Your objective
Search the material for the word "title" and report each line where it turns up.

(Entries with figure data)
━━━━

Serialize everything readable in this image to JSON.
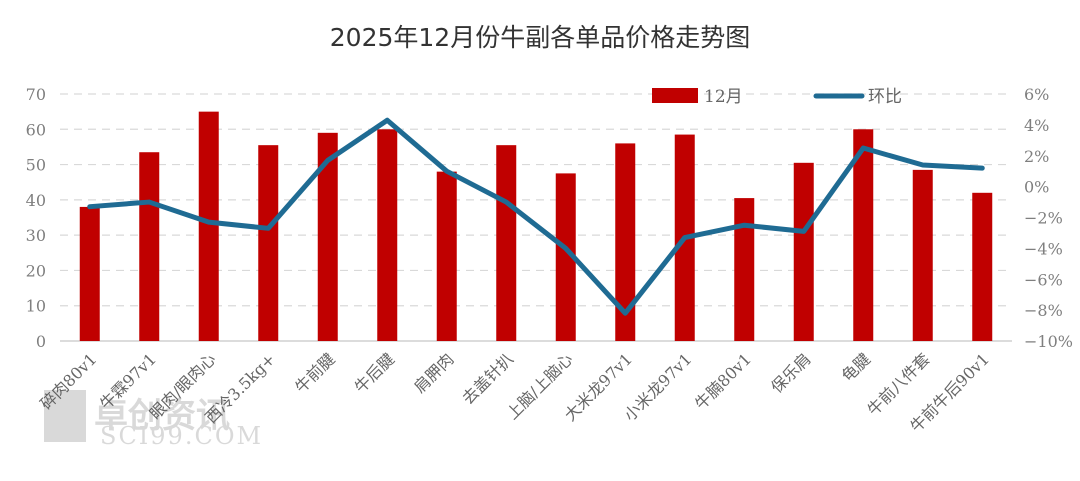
{
  "chart_data": {
    "type": "bar+line",
    "title": "2025年12月份牛副各单品价格走势图",
    "categories": [
      "碎肉80v1",
      "牛霖97v1",
      "眼肉/眼肉心",
      "西冷3.5kg+",
      "牛前腱",
      "牛后腱",
      "肩胛肉",
      "去盖针扒",
      "上脑/上脑心",
      "大米龙97v1",
      "小米龙97v1",
      "牛腩80v1",
      "保乐肩",
      "龟腱",
      "牛前八件套",
      "牛前牛后90v1"
    ],
    "series": [
      {
        "name": "12月",
        "type": "bar",
        "axis": "left",
        "color": "#C00000",
        "values": [
          38,
          53.5,
          65,
          55.5,
          59,
          60,
          48,
          55.5,
          47.5,
          56,
          58.5,
          40.5,
          50.5,
          60,
          48.5,
          42
        ]
      },
      {
        "name": "环比",
        "type": "line",
        "axis": "right",
        "color": "#1F6B93",
        "unit": "%",
        "values": [
          -1.3,
          -1.0,
          -2.3,
          -2.7,
          1.7,
          4.3,
          1.0,
          -1.0,
          -4.0,
          -8.2,
          -3.3,
          -2.5,
          -2.9,
          2.5,
          1.4,
          1.2
        ]
      }
    ],
    "left_axis": {
      "ylim": [
        0,
        70
      ],
      "ticks": [
        "0",
        "10",
        "20",
        "30",
        "40",
        "50",
        "60",
        "70"
      ]
    },
    "right_axis": {
      "ylim": [
        -10,
        6
      ],
      "ticks": [
        "-10%",
        "-8%",
        "-6%",
        "-4%",
        "-2%",
        "0%",
        "2%",
        "4%",
        "6%"
      ]
    },
    "grid": "dashed horizontal",
    "legend_position": "top-right inside plot",
    "xlabel": "",
    "ylabel": ""
  },
  "legend": {
    "bar_label": "12月",
    "line_label": "环比"
  },
  "watermark": {
    "text": "卓创资讯",
    "sub": "SCI99.COM"
  }
}
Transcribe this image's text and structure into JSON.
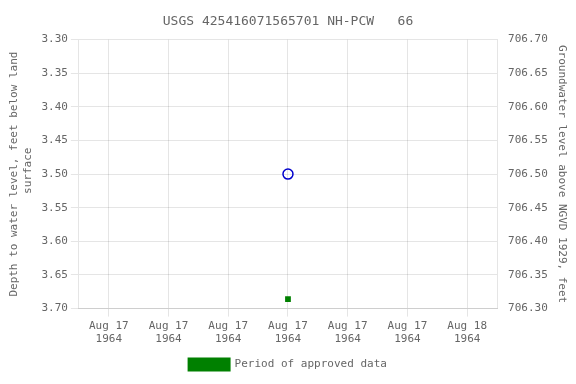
{
  "chart_data": {
    "type": "scatter",
    "title": "USGS 425416071565701 NH-PCW   66",
    "ylabel": "Depth to water level, feet below land\n surface",
    "y2label": "Groundwater level above NGVD 1929, feet",
    "categories": [
      "Aug 17\n1964",
      "Aug 17\n1964",
      "Aug 17\n1964",
      "Aug 17\n1964",
      "Aug 17\n1964",
      "Aug 17\n1964",
      "Aug 18\n1964"
    ],
    "series": [
      {
        "color": "#0000cc",
        "marker": "circle",
        "values": [
          null,
          null,
          null,
          3.5,
          null,
          null,
          null
        ]
      },
      {
        "name": "Period of approved data",
        "color": "#008000",
        "marker": "square",
        "values": [
          null,
          null,
          null,
          3.686,
          null,
          null,
          null
        ]
      }
    ],
    "ylim": [
      3.7,
      3.3
    ],
    "yticks": [
      {
        "value": 3.3,
        "label": "3.30"
      },
      3.35,
      {
        "value": 3.4,
        "label": "3.40"
      },
      3.45,
      {
        "value": 3.5,
        "label": "3.50"
      },
      3.55,
      {
        "value": 3.6,
        "label": "3.60"
      },
      3.65,
      {
        "value": 3.7,
        "label": "3.70"
      }
    ],
    "y2lim": [
      706.3,
      706.7
    ],
    "y2ticks": [
      {
        "value": 706.7,
        "label": "706.70"
      },
      706.65,
      {
        "value": 706.6,
        "label": "706.60"
      },
      706.55,
      {
        "value": 706.5,
        "label": "706.50"
      },
      706.45,
      {
        "value": 706.4,
        "label": "706.40"
      },
      706.35,
      {
        "value": 706.3,
        "label": "706.30"
      }
    ],
    "grid": true,
    "legend": "bottom"
  }
}
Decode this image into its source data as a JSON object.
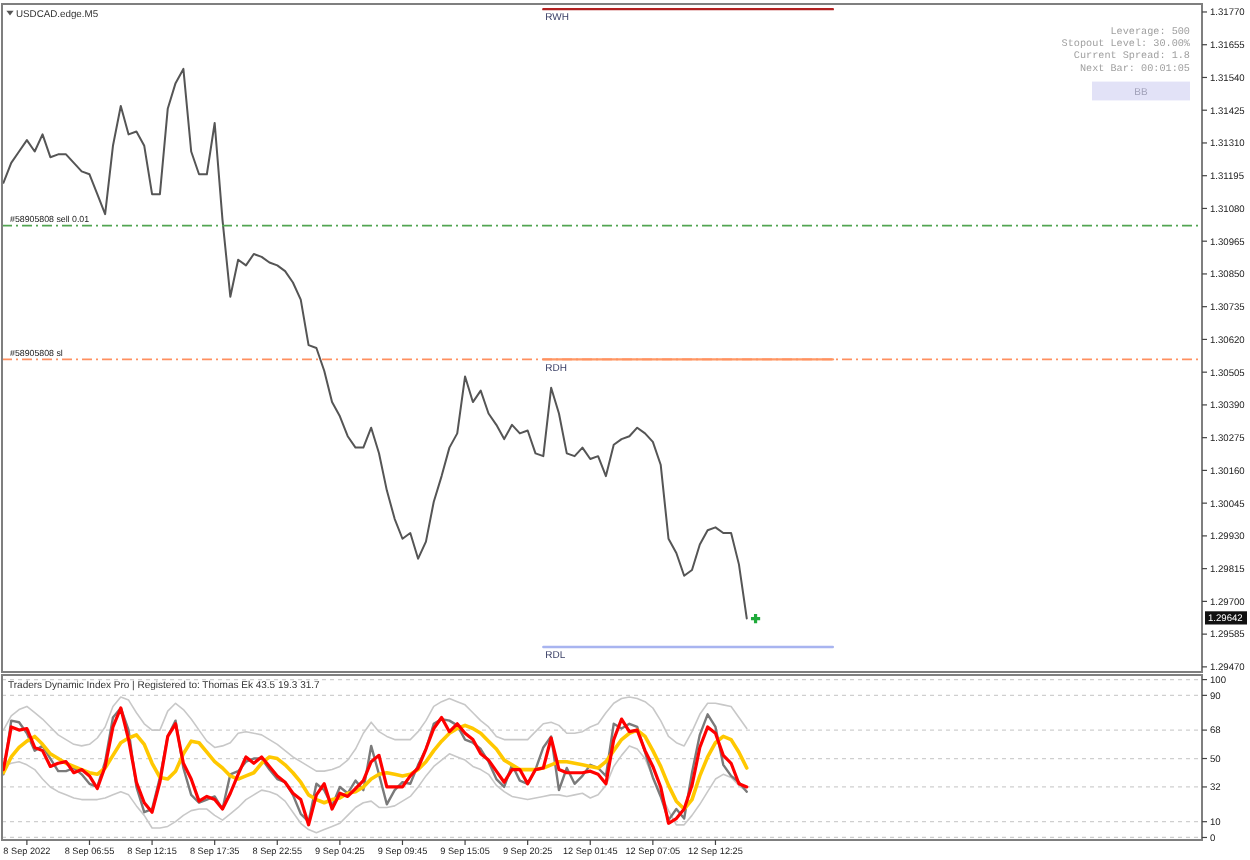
{
  "chart_data": [
    {
      "type": "line",
      "title": "USDCAD.edge.M5",
      "tick_labels": "y",
      "ylim": [
        1.29452,
        1.31798
      ],
      "categories": [
        null,
        null,
        null,
        null,
        null,
        null,
        null,
        null,
        null,
        null,
        null,
        null,
        null,
        null,
        null,
        null,
        null,
        null,
        null,
        null,
        null,
        null,
        null,
        null,
        null,
        null,
        null,
        null,
        null,
        null,
        null,
        null,
        null,
        null,
        null,
        null,
        null,
        null,
        null,
        null,
        null,
        null,
        null,
        null,
        null,
        null,
        null,
        null,
        null,
        null,
        null,
        null,
        null,
        null,
        null,
        null,
        null,
        null,
        null,
        null,
        null,
        null,
        null,
        null,
        null,
        null,
        null,
        null,
        null,
        null,
        null,
        null,
        null,
        null,
        null,
        null,
        null,
        null,
        null,
        null,
        null,
        null,
        null,
        null,
        null,
        null,
        null,
        null,
        null,
        null,
        null,
        null,
        null,
        null,
        null,
        null,
        null,
        null,
        null,
        null,
        null,
        null,
        null,
        null,
        null,
        null,
        null,
        null,
        null,
        null,
        null,
        null,
        null,
        null,
        null,
        null,
        null,
        null,
        null,
        null,
        null,
        null,
        null,
        null,
        null,
        null,
        null,
        null,
        null,
        null,
        null,
        null,
        null,
        null,
        null,
        null,
        null,
        null,
        null,
        null,
        null,
        null,
        null,
        null,
        null,
        null,
        null,
        null,
        null,
        null,
        null,
        null,
        null,
        null
      ],
      "yticks": [
        {
          "value": 1.2947,
          "label": "1.29470"
        },
        1.29585,
        {
          "value": 1.297,
          "label": "1.29700"
        },
        1.29815,
        {
          "value": 1.2993,
          "label": "1.29930"
        },
        1.30045,
        {
          "value": 1.3016,
          "label": "1.30160"
        },
        1.30275,
        {
          "value": 1.3039,
          "label": "1.30390"
        },
        1.30505,
        {
          "value": 1.3062,
          "label": "1.30620"
        },
        1.30735,
        {
          "value": 1.3085,
          "label": "1.30850"
        },
        1.30965,
        {
          "value": 1.3108,
          "label": "1.31080"
        },
        1.31195,
        {
          "value": 1.3131,
          "label": "1.31310"
        },
        1.31425,
        {
          "value": 1.3154,
          "label": "1.31540"
        },
        1.31655,
        {
          "value": 1.3177,
          "label": "1.31770"
        }
      ],
      "series": [
        {
          "color": "#555555",
          "values": [
            1.3117,
            1.3124,
            1.3128,
            1.3132,
            1.3128,
            1.3134,
            1.3126,
            1.3127,
            1.3127,
            1.3124,
            1.3121,
            1.312,
            1.3113,
            1.3106,
            1.313,
            1.3144,
            1.3134,
            1.3135,
            1.313,
            1.3113,
            1.3113,
            1.3143,
            1.3152,
            1.3157,
            1.3128,
            1.312,
            1.312,
            1.3138,
            1.3104,
            1.3077,
            1.309,
            1.3088,
            1.3092,
            1.3091,
            1.3089,
            1.3088,
            1.3086,
            1.3082,
            1.3076,
            1.306,
            1.3059,
            1.3051,
            1.304,
            1.3035,
            1.3028,
            1.3024,
            1.3024,
            1.3031,
            1.3022,
            1.3009,
            1.2999,
            1.2992,
            1.2994,
            1.2985,
            1.2991,
            1.3005,
            1.3014,
            1.3024,
            1.3029,
            1.3049,
            1.304,
            1.3044,
            1.3036,
            1.3032,
            1.3027,
            1.3032,
            1.3029,
            1.303,
            1.3022,
            1.3021,
            1.3045,
            1.3036,
            1.3022,
            1.3021,
            1.3024,
            1.302,
            1.3021,
            1.3014,
            1.3025,
            1.3027,
            1.3028,
            1.3031,
            1.3029,
            1.3026,
            1.3018,
            1.2992,
            1.2987,
            1.2979,
            1.2981,
            1.299,
            1.2995,
            1.2996,
            1.2994,
            1.2994,
            1.2983,
            1.2964,
            null,
            null,
            null,
            null,
            null,
            null,
            null,
            null,
            null,
            null,
            null,
            null,
            null,
            null,
            null,
            null,
            null,
            null,
            null,
            null,
            null,
            null,
            null,
            null,
            null,
            null,
            null,
            null,
            null,
            null,
            null,
            null,
            null,
            null,
            null,
            null,
            null,
            null,
            null,
            null,
            null,
            null,
            null,
            null,
            null,
            null,
            null,
            null,
            null,
            null,
            null,
            null,
            null,
            null,
            null,
            null,
            null,
            null
          ]
        },
        {
          "name": "RWH",
          "color": "#b22222",
          "values": [
            null,
            null,
            null,
            null,
            null,
            null,
            null,
            null,
            null,
            null,
            null,
            null,
            null,
            null,
            null,
            null,
            null,
            null,
            null,
            null,
            null,
            null,
            null,
            null,
            null,
            null,
            null,
            null,
            null,
            null,
            null,
            null,
            null,
            null,
            null,
            null,
            null,
            null,
            null,
            null,
            null,
            null,
            null,
            null,
            null,
            null,
            null,
            null,
            null,
            null,
            null,
            null,
            null,
            null,
            null,
            null,
            null,
            null,
            null,
            null,
            null,
            null,
            null,
            null,
            null,
            null,
            null,
            null,
            null,
            1.3178,
            1.3178,
            1.3178,
            1.3178,
            1.3178,
            1.3178,
            1.3178,
            1.3178,
            1.3178,
            1.3178,
            1.3178,
            1.3178,
            1.3178,
            1.3178,
            1.3178,
            1.3178,
            1.3178,
            1.3178,
            1.3178,
            1.3178,
            1.3178,
            1.3178,
            1.3178,
            1.3178,
            1.3178,
            1.3178,
            1.3178,
            1.3178,
            1.3178,
            1.3178,
            1.3178,
            1.3178,
            1.3178,
            1.3178,
            1.3178,
            1.3178,
            1.3178,
            1.3178,
            null,
            null,
            null,
            null,
            null,
            null,
            null,
            null,
            null,
            null,
            null,
            null,
            null,
            null,
            null,
            null,
            null,
            null,
            null,
            null,
            null,
            null,
            null,
            null,
            null,
            null,
            null,
            null,
            null,
            null,
            null,
            null,
            null,
            null,
            null,
            null,
            null,
            null,
            null,
            null,
            null,
            null,
            null,
            null,
            null,
            null,
            null
          ]
        },
        {
          "name": "RDH",
          "color": "#ff9966",
          "values": [
            null,
            null,
            null,
            null,
            null,
            null,
            null,
            null,
            null,
            null,
            null,
            null,
            null,
            null,
            null,
            null,
            null,
            null,
            null,
            null,
            null,
            null,
            null,
            null,
            null,
            null,
            null,
            null,
            null,
            null,
            null,
            null,
            null,
            null,
            null,
            null,
            null,
            null,
            null,
            null,
            null,
            null,
            null,
            null,
            null,
            null,
            null,
            null,
            null,
            null,
            null,
            null,
            null,
            null,
            null,
            null,
            null,
            null,
            null,
            null,
            null,
            null,
            null,
            null,
            null,
            null,
            null,
            null,
            null,
            1.3055,
            1.3055,
            1.3055,
            1.3055,
            1.3055,
            1.3055,
            1.3055,
            1.3055,
            1.3055,
            1.3055,
            1.3055,
            1.3055,
            1.3055,
            1.3055,
            1.3055,
            1.3055,
            1.3055,
            1.3055,
            1.3055,
            1.3055,
            1.3055,
            1.3055,
            1.3055,
            1.3055,
            1.3055,
            1.3055,
            1.3055,
            1.3055,
            1.3055,
            1.3055,
            1.3055,
            1.3055,
            1.3055,
            1.3055,
            1.3055,
            1.3055,
            1.3055,
            1.3055,
            null,
            null,
            null,
            null,
            null,
            null,
            null,
            null,
            null,
            null,
            null,
            null,
            null,
            null,
            null,
            null,
            null,
            null,
            null,
            null,
            null,
            null,
            null,
            null,
            null,
            null,
            null,
            null,
            null,
            null,
            null,
            null,
            null,
            null,
            null,
            null,
            null,
            null,
            null,
            null,
            null,
            null,
            null,
            null,
            null,
            null,
            null
          ]
        },
        {
          "name": "RDL",
          "color": "#a8b4f0",
          "values": [
            null,
            null,
            null,
            null,
            null,
            null,
            null,
            null,
            null,
            null,
            null,
            null,
            null,
            null,
            null,
            null,
            null,
            null,
            null,
            null,
            null,
            null,
            null,
            null,
            null,
            null,
            null,
            null,
            null,
            null,
            null,
            null,
            null,
            null,
            null,
            null,
            null,
            null,
            null,
            null,
            null,
            null,
            null,
            null,
            null,
            null,
            null,
            null,
            null,
            null,
            null,
            null,
            null,
            null,
            null,
            null,
            null,
            null,
            null,
            null,
            null,
            null,
            null,
            null,
            null,
            null,
            null,
            null,
            null,
            1.2954,
            1.2954,
            1.2954,
            1.2954,
            1.2954,
            1.2954,
            1.2954,
            1.2954,
            1.2954,
            1.2954,
            1.2954,
            1.2954,
            1.2954,
            1.2954,
            1.2954,
            1.2954,
            1.2954,
            1.2954,
            1.2954,
            1.2954,
            1.2954,
            1.2954,
            1.2954,
            1.2954,
            1.2954,
            1.2954,
            1.2954,
            1.2954,
            1.2954,
            1.2954,
            1.2954,
            1.2954,
            1.2954,
            1.2954,
            1.2954,
            1.2954,
            1.2954,
            1.2954,
            null,
            null,
            null,
            null,
            null,
            null,
            null,
            null,
            null,
            null,
            null,
            null,
            null,
            null,
            null,
            null,
            null,
            null,
            null,
            null,
            null,
            null,
            null,
            null,
            null,
            null,
            null,
            null,
            null,
            null,
            null,
            null,
            null,
            null,
            null,
            null,
            null,
            null,
            null,
            null,
            null,
            null,
            null,
            null,
            null,
            null,
            null
          ]
        }
      ],
      "ref_lines": [
        {
          "axis": "y",
          "value": 1.3102,
          "label": "#58905808 sell 0.01",
          "color": "#52a552",
          "line_style": "dashed"
        },
        {
          "axis": "y",
          "value": 1.3055,
          "label": "#58905808 sl",
          "color": "#ff9060",
          "line_style": "dashed"
        }
      ],
      "annotations": [
        "Leverage: 500",
        "Stopout Level: 30.00%",
        "Current Spread: 1.8",
        "Next Bar: 00:01:05",
        "BB",
        {
          "text": "1.29642",
          "y": 1.29642
        }
      ]
    },
    {
      "type": "line",
      "title": "Traders Dynamic Index Pro | Registered to: Thomas Ek 43.5 19.3 31.7",
      "ylim": [
        -1.6,
        102.9
      ],
      "categories": [
        null,
        null,
        null,
        "8 Sep 2022",
        null,
        null,
        null,
        null,
        null,
        null,
        null,
        "8 Sep 06:55",
        null,
        null,
        null,
        null,
        null,
        null,
        null,
        "8 Sep 12:15",
        null,
        null,
        null,
        null,
        null,
        null,
        null,
        "8 Sep 17:35",
        null,
        null,
        null,
        null,
        null,
        null,
        null,
        "8 Sep 22:55",
        null,
        null,
        null,
        null,
        null,
        null,
        null,
        "9 Sep 04:25",
        null,
        null,
        null,
        null,
        null,
        null,
        null,
        "9 Sep 09:45",
        null,
        null,
        null,
        null,
        null,
        null,
        null,
        "9 Sep 15:05",
        null,
        null,
        null,
        null,
        null,
        null,
        null,
        "9 Sep 20:25",
        null,
        null,
        null,
        null,
        null,
        null,
        null,
        "12 Sep 01:45",
        null,
        null,
        null,
        null,
        null,
        null,
        null,
        "12 Sep 07:05",
        null,
        null,
        null,
        null,
        null,
        null,
        null,
        "12 Sep 12:25",
        null,
        null,
        null,
        null,
        null,
        null,
        null,
        null,
        null,
        null,
        null,
        null,
        null,
        null,
        null,
        null,
        null,
        null,
        null,
        null,
        null,
        null,
        null,
        null,
        null,
        null,
        null,
        null,
        null,
        null,
        null,
        null,
        null,
        null,
        null,
        null,
        null,
        null,
        null,
        null,
        null,
        null,
        null,
        null,
        null,
        null,
        null,
        null,
        null,
        null,
        null,
        null,
        null,
        null,
        null,
        null,
        null,
        null,
        null,
        null,
        null,
        null
      ],
      "yticks": [
        0,
        10,
        32,
        50,
        68,
        90,
        100
      ],
      "grid": "y",
      "series": [
        {
          "color": "#c8c8c8",
          "values": [
            68,
            77,
            81,
            83,
            79,
            75,
            70,
            65,
            62,
            59,
            58,
            59,
            63,
            70,
            83,
            89,
            87,
            79,
            72,
            68,
            68,
            80,
            85,
            81,
            75,
            68,
            61,
            57,
            58,
            60,
            66,
            67,
            66,
            65,
            62,
            59,
            55,
            51,
            48,
            45,
            42,
            42,
            43,
            45,
            49,
            56,
            66,
            73,
            67,
            64,
            62,
            62,
            62,
            67,
            74,
            83,
            86,
            88,
            86,
            84,
            79,
            74,
            70,
            64,
            62,
            62,
            62,
            62,
            67,
            72,
            73,
            71,
            66,
            66,
            67,
            70,
            72,
            79,
            85,
            88,
            89,
            88,
            86,
            82,
            74,
            64,
            60,
            58,
            67,
            78,
            85,
            85,
            84,
            83,
            76,
            69,
            null,
            null,
            null,
            null,
            null,
            null,
            null,
            null,
            null,
            null,
            null,
            null,
            null,
            null,
            null,
            null,
            null,
            null,
            null,
            null,
            null,
            null,
            null,
            null,
            null,
            null,
            null,
            null,
            null,
            null,
            null,
            null,
            null,
            null,
            null,
            null,
            null,
            null,
            null,
            null,
            null,
            null,
            null,
            null,
            null,
            null,
            null,
            null,
            null,
            null,
            null,
            null,
            null,
            null,
            null,
            null,
            null,
            null
          ]
        },
        {
          "color": "#c8c8c8",
          "values": [
            45,
            47,
            48,
            46,
            43,
            37,
            32,
            29,
            27,
            25,
            24,
            24,
            24,
            25,
            27,
            29,
            27,
            20,
            14,
            6,
            6,
            7,
            10,
            14,
            17,
            18,
            18,
            14,
            11,
            15,
            19,
            24,
            27,
            30,
            29,
            27,
            23,
            16,
            9,
            5,
            3,
            5,
            7,
            9,
            14,
            19,
            22,
            23,
            19,
            19,
            20,
            23,
            26,
            32,
            39,
            45,
            49,
            53,
            51,
            49,
            45,
            43,
            40,
            33,
            29,
            26,
            25,
            24,
            25,
            26,
            27,
            27,
            26,
            27,
            28,
            25,
            27,
            33,
            45,
            52,
            58,
            56,
            50,
            38,
            28,
            17,
            8,
            8,
            14,
            21,
            29,
            37,
            40,
            38,
            33,
            29,
            null,
            null,
            null,
            null,
            null,
            null,
            null,
            null,
            null,
            null,
            null,
            null,
            null,
            null,
            null,
            null,
            null,
            null,
            null,
            null,
            null,
            null,
            null,
            null,
            null,
            null,
            null,
            null,
            null,
            null,
            null,
            null,
            null,
            null,
            null,
            null,
            null,
            null,
            null,
            null,
            null,
            null,
            null,
            null,
            null,
            null,
            null,
            null,
            null,
            null,
            null,
            null,
            null,
            null,
            null,
            null,
            null,
            null
          ]
        },
        {
          "color": "#7a7a7a",
          "values": [
            40,
            74,
            73,
            66,
            55,
            58,
            50,
            42,
            42,
            44,
            40,
            34,
            32,
            48,
            76,
            82,
            68,
            32,
            16,
            18,
            38,
            64,
            74,
            44,
            27,
            22,
            24,
            26,
            18,
            40,
            42,
            48,
            50,
            50,
            43,
            37,
            35,
            27,
            15,
            10,
            34,
            30,
            20,
            32,
            28,
            36,
            30,
            58,
            40,
            21,
            30,
            35,
            34,
            46,
            56,
            72,
            75,
            74,
            71,
            62,
            60,
            56,
            48,
            37,
            32,
            46,
            36,
            34,
            43,
            57,
            64,
            30,
            44,
            34,
            39,
            46,
            44,
            39,
            72,
            69,
            72,
            70,
            54,
            38,
            26,
            11,
            18,
            12,
            41,
            65,
            78,
            70,
            46,
            39,
            35,
            29,
            null,
            null,
            null,
            null,
            null,
            null,
            null,
            null,
            null,
            null,
            null,
            null,
            null,
            null,
            null,
            null,
            null,
            null,
            null,
            null,
            null,
            null,
            null,
            null,
            null,
            null,
            null,
            null,
            null,
            null,
            null,
            null,
            null,
            null,
            null,
            null,
            null,
            null,
            null,
            null,
            null,
            null,
            null,
            null,
            null,
            null,
            null,
            null,
            null,
            null,
            null,
            null,
            null,
            null,
            null,
            null,
            null,
            null
          ]
        },
        {
          "color": "#ffc800",
          "values": [
            41,
            51,
            57,
            61,
            64,
            59,
            53,
            50,
            47,
            45,
            43,
            41,
            40,
            44,
            52,
            60,
            63,
            65,
            59,
            47,
            38,
            37,
            42,
            53,
            61,
            60,
            54,
            48,
            44,
            39,
            37,
            39,
            41,
            47,
            51,
            50,
            46,
            41,
            35,
            27,
            24,
            22,
            24,
            25,
            28,
            29,
            32,
            37,
            40,
            41,
            40,
            39,
            40,
            43,
            48,
            55,
            61,
            66,
            69,
            71,
            69,
            66,
            61,
            56,
            49,
            46,
            43,
            43,
            43,
            44,
            46,
            48,
            48,
            47,
            46,
            45,
            44,
            48,
            55,
            62,
            66,
            68,
            64,
            55,
            45,
            33,
            23,
            18,
            24,
            39,
            51,
            60,
            64,
            62,
            54,
            44,
            null,
            null,
            null,
            null,
            null,
            null,
            null,
            null,
            null,
            null,
            null,
            null,
            null,
            null,
            null,
            null,
            null,
            null,
            null,
            null,
            null,
            null,
            null,
            null,
            null,
            null,
            null,
            null,
            null,
            null,
            null,
            null,
            null,
            null,
            null,
            null,
            null,
            null,
            null,
            null,
            null,
            null,
            null,
            null,
            null,
            null,
            null,
            null,
            null,
            null,
            null,
            null,
            null,
            null,
            null,
            null,
            null,
            null
          ]
        },
        {
          "color": "#ff0000",
          "values": [
            43,
            70,
            68,
            69,
            57,
            55,
            45,
            47,
            48,
            41,
            43,
            39,
            31,
            45,
            70,
            82,
            62,
            35,
            22,
            16,
            35,
            64,
            72,
            47,
            37,
            23,
            26,
            24,
            18,
            28,
            40,
            51,
            47,
            51,
            45,
            39,
            35,
            28,
            24,
            8,
            27,
            34,
            18,
            28,
            26,
            31,
            36,
            48,
            52,
            32,
            32,
            32,
            39,
            44,
            56,
            69,
            76,
            67,
            72,
            66,
            62,
            53,
            49,
            42,
            35,
            43,
            43,
            34,
            43,
            44,
            63,
            43,
            41,
            41,
            41,
            42,
            40,
            34,
            62,
            75,
            67,
            68,
            55,
            45,
            32,
            9,
            12,
            18,
            33,
            57,
            70,
            66,
            52,
            47,
            34,
            32,
            null,
            null,
            null,
            null,
            null,
            null,
            null,
            null,
            null,
            null,
            null,
            null,
            null,
            null,
            null,
            null,
            null,
            null,
            null,
            null,
            null,
            null,
            null,
            null,
            null,
            null,
            null,
            null,
            null,
            null,
            null,
            null,
            null,
            null,
            null,
            null,
            null,
            null,
            null,
            null,
            null,
            null,
            null,
            null,
            null,
            null,
            null,
            null,
            null,
            null,
            null,
            null,
            null,
            null,
            null,
            null,
            null,
            null
          ]
        }
      ]
    }
  ]
}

━━━━

Response to the exercise
    "title": "2025年12月份牛副各单品价格走势图",
    "title": "USGS 425416071565701 NH-PCW   66",
      "title": "USDCAD.edge.M5",
      "title": "Traders Dynamic Index Pro | Registered to: Thomas Ek 43.5 19.3 31.7",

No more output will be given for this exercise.